> **Collected data entries**

:::

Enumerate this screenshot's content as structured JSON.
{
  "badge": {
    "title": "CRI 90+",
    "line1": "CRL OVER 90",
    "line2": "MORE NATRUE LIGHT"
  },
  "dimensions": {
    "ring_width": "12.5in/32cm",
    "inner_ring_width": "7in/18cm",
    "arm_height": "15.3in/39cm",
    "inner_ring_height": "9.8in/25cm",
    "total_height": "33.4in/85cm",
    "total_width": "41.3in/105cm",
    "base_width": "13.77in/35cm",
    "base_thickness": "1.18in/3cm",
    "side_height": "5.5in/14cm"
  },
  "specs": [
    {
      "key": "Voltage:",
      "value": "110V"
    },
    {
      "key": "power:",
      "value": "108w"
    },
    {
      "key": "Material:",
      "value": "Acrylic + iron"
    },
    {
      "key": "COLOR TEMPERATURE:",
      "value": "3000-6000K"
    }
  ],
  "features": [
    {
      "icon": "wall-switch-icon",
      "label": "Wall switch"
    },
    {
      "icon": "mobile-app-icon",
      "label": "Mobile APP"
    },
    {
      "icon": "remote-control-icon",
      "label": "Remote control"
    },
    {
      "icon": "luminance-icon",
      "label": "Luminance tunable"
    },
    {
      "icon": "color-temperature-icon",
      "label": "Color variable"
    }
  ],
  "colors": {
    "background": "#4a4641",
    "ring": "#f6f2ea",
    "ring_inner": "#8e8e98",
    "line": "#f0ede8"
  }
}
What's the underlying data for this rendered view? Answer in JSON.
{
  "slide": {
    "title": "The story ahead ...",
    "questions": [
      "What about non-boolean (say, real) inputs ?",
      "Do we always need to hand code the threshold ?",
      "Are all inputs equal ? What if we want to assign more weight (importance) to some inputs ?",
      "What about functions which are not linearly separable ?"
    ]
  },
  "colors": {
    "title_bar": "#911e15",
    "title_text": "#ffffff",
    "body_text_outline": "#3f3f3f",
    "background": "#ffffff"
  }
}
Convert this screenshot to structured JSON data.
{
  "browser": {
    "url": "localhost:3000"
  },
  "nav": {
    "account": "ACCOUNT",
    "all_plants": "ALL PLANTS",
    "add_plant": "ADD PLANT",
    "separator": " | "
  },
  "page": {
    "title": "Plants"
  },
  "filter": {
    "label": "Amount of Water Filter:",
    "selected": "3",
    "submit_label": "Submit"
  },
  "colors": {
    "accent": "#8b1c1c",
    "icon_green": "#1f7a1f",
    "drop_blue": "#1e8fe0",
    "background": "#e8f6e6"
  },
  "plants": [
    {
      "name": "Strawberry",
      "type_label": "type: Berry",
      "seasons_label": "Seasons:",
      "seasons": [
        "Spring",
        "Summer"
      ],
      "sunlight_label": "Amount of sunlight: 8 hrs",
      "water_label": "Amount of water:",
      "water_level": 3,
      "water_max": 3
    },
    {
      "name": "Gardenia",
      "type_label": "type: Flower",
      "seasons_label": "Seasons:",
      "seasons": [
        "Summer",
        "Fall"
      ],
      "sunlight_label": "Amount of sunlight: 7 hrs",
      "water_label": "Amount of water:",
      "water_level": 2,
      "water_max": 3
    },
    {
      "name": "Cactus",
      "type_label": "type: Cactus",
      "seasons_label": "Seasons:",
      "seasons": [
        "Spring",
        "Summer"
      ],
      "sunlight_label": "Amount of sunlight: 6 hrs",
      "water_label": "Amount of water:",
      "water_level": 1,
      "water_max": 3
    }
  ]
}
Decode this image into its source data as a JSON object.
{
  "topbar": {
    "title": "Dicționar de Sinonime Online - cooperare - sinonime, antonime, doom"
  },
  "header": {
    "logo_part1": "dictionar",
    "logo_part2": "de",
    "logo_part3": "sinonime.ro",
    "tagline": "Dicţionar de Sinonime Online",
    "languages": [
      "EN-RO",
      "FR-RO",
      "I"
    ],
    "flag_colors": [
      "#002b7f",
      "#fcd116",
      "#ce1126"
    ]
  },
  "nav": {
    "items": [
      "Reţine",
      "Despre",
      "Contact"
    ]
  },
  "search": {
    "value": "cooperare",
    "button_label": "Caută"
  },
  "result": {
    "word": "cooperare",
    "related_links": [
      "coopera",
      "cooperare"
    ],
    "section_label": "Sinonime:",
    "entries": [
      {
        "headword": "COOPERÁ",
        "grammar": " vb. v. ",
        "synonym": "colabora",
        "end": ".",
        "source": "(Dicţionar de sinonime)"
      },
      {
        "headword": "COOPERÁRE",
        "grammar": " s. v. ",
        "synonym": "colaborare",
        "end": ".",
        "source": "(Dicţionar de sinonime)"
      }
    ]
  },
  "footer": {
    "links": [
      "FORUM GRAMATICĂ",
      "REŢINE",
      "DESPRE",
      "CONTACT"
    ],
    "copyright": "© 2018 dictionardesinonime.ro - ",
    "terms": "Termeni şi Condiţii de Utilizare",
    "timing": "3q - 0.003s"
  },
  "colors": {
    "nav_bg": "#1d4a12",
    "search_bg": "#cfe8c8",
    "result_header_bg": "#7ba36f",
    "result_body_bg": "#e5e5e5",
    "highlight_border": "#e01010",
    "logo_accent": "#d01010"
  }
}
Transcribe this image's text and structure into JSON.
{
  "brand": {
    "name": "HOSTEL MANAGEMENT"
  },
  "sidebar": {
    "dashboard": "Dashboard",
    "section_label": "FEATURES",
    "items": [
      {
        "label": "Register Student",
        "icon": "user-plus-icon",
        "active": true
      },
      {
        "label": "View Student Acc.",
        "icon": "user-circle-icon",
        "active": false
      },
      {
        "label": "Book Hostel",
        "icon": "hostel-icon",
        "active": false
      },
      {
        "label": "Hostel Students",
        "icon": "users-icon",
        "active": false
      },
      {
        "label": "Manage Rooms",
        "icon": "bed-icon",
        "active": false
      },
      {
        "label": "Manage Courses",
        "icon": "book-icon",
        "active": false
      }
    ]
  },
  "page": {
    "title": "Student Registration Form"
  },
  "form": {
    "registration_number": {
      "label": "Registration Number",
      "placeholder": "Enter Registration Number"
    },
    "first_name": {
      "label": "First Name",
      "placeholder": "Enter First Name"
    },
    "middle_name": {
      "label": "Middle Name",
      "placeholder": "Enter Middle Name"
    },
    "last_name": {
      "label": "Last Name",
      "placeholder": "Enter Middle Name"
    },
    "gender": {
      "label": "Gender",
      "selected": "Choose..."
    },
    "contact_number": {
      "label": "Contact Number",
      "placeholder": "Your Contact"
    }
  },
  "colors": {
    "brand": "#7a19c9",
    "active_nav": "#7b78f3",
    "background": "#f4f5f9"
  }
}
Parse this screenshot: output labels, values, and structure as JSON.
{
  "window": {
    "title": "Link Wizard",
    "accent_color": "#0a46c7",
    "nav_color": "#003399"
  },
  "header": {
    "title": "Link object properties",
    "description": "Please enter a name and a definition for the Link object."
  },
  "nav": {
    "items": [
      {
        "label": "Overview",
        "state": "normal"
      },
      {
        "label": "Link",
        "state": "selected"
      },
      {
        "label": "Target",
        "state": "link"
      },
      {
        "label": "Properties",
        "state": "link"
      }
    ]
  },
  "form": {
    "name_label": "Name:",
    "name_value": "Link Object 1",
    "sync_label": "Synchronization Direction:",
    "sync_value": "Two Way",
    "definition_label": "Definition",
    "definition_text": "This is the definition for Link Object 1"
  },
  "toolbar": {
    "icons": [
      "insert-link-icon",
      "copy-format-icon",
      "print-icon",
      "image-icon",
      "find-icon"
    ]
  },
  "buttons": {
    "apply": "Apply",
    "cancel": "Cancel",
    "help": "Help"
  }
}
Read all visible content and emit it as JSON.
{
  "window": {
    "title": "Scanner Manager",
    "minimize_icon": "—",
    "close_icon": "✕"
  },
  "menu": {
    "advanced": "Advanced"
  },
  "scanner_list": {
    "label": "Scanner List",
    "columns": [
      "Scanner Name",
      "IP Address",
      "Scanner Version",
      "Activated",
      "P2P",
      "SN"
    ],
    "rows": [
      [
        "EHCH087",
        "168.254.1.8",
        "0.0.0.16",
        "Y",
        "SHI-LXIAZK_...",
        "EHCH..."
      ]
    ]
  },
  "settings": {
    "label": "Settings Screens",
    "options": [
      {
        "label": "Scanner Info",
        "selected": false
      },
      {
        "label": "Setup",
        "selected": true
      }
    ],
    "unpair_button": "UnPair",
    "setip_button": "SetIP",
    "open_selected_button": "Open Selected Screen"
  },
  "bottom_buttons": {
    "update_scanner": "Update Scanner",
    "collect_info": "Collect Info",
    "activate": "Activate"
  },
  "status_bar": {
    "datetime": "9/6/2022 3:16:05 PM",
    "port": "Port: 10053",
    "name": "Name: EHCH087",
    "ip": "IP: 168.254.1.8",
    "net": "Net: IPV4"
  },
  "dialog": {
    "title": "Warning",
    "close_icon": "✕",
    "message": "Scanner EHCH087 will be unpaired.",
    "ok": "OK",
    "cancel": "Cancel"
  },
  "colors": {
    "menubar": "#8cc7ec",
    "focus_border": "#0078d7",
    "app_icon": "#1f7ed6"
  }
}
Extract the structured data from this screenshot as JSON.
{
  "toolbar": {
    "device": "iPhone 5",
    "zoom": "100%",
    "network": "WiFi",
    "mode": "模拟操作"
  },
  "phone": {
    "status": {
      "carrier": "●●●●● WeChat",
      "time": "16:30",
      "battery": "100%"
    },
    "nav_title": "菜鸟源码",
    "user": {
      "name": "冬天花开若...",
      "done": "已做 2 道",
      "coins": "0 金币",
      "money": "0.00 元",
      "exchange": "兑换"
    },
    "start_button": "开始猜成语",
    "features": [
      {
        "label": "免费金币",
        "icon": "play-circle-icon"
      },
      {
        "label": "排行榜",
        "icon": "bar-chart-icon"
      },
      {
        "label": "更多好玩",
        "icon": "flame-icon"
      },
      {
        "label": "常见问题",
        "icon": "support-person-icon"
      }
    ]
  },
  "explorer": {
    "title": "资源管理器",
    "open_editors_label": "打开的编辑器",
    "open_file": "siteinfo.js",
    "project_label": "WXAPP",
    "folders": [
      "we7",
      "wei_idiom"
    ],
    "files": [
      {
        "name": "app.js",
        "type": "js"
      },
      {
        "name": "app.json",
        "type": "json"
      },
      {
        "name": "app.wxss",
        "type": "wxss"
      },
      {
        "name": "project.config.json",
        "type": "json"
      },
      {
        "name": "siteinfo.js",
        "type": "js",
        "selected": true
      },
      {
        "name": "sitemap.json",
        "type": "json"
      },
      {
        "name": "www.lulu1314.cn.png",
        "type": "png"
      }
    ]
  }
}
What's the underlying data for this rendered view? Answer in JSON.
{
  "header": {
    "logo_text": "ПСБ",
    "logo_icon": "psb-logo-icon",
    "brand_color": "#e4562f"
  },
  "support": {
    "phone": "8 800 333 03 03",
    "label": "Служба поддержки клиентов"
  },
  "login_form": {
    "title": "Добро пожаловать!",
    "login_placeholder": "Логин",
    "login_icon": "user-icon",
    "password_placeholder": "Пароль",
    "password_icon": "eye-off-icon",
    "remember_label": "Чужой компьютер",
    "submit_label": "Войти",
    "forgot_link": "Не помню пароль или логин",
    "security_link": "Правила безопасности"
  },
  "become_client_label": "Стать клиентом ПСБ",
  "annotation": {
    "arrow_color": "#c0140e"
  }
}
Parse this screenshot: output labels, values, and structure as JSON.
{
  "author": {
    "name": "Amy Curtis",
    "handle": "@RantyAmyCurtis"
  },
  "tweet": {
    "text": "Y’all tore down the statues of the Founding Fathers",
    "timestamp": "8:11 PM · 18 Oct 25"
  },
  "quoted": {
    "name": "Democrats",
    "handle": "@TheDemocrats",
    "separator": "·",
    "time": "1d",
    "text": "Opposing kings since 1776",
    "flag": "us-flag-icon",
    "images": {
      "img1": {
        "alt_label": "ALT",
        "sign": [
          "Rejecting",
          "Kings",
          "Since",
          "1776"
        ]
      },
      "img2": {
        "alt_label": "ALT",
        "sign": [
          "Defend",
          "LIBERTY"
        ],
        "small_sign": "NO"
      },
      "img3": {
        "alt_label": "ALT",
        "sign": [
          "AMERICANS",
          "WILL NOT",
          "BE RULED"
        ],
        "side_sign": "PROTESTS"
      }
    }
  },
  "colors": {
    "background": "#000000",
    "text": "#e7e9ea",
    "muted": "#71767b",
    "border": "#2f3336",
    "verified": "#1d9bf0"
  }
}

:::

> **Task instructions**
How many lines of these entries hold the string "Online"? Answer with the number alone.

> **Written response**
2